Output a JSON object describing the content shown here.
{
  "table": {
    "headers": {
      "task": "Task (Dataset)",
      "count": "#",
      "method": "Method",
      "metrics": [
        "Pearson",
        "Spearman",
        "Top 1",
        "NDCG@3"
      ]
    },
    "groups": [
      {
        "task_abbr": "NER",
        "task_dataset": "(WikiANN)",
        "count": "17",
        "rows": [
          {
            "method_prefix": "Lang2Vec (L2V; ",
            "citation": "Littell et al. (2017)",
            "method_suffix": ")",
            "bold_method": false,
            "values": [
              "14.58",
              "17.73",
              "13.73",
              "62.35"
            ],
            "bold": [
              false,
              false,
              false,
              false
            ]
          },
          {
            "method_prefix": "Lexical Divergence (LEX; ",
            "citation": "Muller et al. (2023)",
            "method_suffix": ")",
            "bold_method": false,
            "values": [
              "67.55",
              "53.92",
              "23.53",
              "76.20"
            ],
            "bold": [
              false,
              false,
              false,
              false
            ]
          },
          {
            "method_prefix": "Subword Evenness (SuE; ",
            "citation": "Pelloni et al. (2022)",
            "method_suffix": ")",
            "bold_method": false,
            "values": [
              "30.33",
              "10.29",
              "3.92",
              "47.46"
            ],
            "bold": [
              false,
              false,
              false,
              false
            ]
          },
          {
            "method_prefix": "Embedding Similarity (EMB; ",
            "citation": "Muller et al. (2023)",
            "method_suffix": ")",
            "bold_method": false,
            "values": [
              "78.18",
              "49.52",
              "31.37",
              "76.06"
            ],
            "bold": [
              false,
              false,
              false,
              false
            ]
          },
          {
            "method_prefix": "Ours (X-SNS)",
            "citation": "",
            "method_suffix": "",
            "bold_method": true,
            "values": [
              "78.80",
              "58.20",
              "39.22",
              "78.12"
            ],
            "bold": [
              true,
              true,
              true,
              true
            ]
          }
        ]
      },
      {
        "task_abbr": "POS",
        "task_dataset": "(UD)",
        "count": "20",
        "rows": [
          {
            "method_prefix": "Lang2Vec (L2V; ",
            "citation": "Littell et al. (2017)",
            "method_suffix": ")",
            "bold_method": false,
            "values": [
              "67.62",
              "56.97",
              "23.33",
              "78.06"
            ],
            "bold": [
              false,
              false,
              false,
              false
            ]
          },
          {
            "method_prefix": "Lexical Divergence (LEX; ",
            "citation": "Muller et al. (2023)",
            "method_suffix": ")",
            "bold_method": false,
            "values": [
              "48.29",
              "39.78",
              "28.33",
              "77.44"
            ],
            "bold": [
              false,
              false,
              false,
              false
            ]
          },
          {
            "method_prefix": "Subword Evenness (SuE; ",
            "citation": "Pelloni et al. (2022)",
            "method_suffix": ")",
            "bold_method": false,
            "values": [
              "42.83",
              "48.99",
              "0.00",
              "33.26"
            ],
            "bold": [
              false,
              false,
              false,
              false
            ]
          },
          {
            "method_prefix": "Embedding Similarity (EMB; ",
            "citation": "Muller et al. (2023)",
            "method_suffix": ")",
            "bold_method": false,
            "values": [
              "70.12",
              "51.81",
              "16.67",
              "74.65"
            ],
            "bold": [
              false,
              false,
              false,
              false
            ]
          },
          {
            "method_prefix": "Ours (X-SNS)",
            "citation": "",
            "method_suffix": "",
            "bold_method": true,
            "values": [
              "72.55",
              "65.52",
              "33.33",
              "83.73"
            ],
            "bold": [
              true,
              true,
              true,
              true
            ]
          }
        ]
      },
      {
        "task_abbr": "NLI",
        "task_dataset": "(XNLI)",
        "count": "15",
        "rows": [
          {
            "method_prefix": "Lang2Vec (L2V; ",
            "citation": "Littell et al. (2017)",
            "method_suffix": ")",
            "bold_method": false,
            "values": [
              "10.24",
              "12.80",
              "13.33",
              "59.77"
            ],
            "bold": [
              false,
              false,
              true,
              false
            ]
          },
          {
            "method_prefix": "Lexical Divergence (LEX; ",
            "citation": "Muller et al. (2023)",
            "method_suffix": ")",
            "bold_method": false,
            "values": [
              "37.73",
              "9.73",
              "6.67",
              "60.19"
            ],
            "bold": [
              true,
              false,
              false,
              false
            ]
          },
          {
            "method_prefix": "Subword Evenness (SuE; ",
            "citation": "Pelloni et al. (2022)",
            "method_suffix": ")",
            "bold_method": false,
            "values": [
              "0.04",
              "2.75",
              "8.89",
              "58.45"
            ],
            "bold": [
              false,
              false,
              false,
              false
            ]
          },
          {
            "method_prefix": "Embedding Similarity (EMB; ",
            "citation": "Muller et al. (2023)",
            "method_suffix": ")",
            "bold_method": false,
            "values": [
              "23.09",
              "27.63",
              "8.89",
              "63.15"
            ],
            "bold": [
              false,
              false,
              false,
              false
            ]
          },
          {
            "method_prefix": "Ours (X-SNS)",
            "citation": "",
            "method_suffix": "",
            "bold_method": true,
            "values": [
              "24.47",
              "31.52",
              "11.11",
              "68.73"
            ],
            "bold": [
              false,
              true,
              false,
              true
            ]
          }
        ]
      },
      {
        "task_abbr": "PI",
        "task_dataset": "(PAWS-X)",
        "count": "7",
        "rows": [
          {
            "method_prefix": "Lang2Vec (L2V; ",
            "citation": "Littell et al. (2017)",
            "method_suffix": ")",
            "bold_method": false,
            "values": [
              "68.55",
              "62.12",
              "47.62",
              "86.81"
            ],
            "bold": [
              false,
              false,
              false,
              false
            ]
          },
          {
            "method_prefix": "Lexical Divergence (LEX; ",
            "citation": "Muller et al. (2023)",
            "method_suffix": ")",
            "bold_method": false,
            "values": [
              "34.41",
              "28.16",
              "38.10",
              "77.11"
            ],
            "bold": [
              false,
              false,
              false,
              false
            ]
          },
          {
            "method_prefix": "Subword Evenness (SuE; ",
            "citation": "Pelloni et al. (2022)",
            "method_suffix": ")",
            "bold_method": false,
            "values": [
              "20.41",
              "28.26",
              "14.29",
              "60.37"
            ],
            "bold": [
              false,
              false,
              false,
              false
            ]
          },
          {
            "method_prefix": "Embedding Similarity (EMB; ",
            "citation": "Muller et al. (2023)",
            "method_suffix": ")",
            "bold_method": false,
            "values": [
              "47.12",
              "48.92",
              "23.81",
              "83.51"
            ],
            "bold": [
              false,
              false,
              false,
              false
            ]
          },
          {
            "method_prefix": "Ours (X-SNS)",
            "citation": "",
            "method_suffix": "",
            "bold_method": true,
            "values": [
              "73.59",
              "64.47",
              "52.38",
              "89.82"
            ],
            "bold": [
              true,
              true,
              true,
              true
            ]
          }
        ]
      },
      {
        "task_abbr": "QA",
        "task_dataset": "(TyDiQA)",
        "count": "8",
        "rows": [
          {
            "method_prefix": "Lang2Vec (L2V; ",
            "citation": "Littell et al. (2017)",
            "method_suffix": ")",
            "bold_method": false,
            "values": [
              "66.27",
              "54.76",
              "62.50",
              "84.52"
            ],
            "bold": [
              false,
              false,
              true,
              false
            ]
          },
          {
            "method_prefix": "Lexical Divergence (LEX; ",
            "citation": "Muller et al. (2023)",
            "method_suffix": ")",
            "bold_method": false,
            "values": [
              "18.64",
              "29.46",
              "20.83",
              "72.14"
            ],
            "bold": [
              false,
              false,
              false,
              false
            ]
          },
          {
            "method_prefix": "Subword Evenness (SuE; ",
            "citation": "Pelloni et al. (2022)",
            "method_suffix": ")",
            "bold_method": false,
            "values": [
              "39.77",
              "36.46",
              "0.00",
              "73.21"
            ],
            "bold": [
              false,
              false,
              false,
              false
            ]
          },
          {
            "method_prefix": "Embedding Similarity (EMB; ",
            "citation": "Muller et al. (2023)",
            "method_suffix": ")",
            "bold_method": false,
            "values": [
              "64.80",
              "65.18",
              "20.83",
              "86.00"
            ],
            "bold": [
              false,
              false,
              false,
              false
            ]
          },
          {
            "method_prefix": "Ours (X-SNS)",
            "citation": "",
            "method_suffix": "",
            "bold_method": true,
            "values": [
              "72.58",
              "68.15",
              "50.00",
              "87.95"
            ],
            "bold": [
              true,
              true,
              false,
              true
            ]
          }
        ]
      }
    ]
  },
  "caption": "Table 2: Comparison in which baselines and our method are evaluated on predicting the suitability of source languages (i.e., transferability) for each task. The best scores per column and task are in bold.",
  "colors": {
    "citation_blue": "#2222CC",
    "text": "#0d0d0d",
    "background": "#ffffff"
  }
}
*-*-*
**What you have to do:** Report every line containing the word "count" from the listing above.

**Finished task:**
      "count": "#",
        "count": "17",
        "count": "20",
        "count": "15",
        "count": "7",
        "count": "8",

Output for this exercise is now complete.